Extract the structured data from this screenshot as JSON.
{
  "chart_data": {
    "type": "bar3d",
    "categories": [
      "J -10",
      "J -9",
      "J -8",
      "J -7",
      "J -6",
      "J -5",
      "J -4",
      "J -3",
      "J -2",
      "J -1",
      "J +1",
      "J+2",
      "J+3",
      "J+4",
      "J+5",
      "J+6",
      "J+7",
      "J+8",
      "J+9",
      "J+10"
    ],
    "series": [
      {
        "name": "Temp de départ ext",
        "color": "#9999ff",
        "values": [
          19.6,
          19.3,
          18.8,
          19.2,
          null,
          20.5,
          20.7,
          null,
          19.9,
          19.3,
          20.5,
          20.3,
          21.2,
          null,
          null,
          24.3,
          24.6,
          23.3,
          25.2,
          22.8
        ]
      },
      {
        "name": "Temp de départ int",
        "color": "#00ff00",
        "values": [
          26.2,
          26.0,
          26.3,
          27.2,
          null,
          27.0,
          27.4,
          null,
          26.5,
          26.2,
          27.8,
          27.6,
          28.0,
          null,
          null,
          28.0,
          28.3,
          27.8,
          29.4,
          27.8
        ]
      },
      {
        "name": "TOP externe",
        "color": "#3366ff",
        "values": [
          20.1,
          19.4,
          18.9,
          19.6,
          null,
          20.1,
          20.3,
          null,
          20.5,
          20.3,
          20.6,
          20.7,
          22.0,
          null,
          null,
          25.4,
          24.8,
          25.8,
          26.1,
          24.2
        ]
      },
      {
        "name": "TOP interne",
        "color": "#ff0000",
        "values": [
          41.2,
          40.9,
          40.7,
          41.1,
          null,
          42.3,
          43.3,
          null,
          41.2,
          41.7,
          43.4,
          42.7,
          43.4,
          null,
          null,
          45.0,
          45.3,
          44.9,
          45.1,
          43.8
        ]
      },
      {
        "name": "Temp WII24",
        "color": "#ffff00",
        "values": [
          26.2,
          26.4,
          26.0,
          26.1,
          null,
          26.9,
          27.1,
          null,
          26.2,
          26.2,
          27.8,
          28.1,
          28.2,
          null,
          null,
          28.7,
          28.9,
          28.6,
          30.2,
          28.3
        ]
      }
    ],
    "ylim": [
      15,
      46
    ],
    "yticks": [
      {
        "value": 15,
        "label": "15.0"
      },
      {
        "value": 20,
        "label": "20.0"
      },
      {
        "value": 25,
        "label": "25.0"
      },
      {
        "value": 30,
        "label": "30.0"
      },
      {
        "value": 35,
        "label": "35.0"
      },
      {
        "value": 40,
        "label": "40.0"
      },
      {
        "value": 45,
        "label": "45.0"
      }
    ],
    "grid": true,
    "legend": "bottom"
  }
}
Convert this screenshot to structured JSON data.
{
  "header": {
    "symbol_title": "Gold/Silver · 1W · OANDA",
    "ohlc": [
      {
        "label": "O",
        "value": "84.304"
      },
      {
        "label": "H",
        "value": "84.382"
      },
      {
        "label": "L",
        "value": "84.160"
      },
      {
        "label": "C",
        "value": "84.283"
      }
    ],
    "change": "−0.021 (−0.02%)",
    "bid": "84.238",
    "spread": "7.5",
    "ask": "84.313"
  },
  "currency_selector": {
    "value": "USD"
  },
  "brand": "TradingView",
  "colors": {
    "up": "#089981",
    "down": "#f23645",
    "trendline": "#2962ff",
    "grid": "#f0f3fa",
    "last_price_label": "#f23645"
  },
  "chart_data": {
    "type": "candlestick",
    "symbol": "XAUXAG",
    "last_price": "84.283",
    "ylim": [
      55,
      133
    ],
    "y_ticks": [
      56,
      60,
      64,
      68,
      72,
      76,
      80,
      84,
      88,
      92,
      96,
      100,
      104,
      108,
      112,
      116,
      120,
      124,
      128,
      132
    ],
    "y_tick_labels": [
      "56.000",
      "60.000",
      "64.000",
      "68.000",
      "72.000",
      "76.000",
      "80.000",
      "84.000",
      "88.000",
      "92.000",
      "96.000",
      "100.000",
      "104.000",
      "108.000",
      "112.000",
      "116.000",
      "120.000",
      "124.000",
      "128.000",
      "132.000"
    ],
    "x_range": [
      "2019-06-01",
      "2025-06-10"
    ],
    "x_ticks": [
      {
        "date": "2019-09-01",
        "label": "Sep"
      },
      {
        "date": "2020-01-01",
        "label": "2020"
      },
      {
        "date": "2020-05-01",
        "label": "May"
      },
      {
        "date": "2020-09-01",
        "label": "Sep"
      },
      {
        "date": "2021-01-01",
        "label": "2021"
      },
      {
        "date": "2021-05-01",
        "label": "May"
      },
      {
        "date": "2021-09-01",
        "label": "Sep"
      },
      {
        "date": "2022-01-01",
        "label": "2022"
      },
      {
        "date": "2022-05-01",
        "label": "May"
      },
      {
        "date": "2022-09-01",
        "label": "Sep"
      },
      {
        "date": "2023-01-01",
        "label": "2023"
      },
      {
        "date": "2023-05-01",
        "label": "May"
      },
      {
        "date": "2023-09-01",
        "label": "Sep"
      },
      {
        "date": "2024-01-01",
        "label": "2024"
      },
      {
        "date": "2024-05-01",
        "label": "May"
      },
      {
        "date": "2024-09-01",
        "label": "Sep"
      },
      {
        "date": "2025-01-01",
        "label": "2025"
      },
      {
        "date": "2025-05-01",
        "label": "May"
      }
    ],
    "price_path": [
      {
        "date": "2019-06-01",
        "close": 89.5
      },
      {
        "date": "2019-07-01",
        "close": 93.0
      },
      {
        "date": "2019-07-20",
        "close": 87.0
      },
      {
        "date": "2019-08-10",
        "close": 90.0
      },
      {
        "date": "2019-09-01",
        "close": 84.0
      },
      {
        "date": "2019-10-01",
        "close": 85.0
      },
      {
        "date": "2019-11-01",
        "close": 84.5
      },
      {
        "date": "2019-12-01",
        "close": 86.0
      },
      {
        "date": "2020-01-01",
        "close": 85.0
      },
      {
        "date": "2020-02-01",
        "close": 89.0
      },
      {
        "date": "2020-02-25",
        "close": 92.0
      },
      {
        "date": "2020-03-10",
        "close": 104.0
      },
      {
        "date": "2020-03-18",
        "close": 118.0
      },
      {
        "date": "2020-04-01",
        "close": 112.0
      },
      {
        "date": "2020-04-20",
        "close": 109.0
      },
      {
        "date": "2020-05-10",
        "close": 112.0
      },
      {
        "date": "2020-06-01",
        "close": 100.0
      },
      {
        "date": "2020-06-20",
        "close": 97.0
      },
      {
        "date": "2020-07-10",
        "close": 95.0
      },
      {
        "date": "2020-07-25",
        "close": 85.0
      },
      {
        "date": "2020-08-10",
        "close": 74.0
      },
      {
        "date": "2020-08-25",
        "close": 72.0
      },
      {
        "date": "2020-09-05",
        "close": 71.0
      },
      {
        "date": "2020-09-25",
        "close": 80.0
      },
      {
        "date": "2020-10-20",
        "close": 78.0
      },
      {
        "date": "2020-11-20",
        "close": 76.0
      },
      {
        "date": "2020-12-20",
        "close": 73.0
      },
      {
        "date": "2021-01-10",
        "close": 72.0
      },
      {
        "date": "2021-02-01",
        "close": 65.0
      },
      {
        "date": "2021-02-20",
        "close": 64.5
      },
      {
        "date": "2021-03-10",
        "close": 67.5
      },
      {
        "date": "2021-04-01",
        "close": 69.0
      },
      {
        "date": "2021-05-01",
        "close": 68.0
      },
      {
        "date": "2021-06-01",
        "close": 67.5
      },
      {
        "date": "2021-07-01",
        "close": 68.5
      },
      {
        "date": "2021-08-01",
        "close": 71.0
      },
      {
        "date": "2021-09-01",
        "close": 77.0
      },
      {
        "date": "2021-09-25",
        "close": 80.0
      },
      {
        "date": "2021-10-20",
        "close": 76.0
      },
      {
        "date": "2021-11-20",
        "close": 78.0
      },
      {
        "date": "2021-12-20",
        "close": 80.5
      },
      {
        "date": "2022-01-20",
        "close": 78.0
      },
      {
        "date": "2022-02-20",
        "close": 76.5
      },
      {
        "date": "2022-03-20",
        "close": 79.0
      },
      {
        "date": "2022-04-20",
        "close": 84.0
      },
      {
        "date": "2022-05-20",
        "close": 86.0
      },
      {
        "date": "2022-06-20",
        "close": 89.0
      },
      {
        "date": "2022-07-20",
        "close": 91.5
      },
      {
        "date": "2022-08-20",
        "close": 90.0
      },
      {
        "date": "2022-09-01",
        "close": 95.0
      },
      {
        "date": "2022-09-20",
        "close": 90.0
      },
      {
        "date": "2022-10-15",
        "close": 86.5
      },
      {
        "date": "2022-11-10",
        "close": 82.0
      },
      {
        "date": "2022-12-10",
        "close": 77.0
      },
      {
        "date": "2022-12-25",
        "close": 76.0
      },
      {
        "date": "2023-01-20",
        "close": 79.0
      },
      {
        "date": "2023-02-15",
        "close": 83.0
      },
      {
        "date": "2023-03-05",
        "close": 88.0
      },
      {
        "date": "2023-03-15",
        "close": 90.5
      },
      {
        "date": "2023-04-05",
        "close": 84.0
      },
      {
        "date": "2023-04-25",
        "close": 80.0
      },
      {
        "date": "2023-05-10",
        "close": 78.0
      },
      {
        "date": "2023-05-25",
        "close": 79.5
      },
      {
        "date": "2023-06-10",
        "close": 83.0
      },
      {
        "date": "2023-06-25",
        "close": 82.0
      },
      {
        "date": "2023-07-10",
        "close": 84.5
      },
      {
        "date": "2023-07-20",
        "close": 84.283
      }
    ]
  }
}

» **Your task**
Among the entries above, identify all lines with "Temp" and copy them.

» **Solved problem**
        "name": "Temp de départ ext",
        "name": "Temp de départ int",
        "name": "Temp WII24",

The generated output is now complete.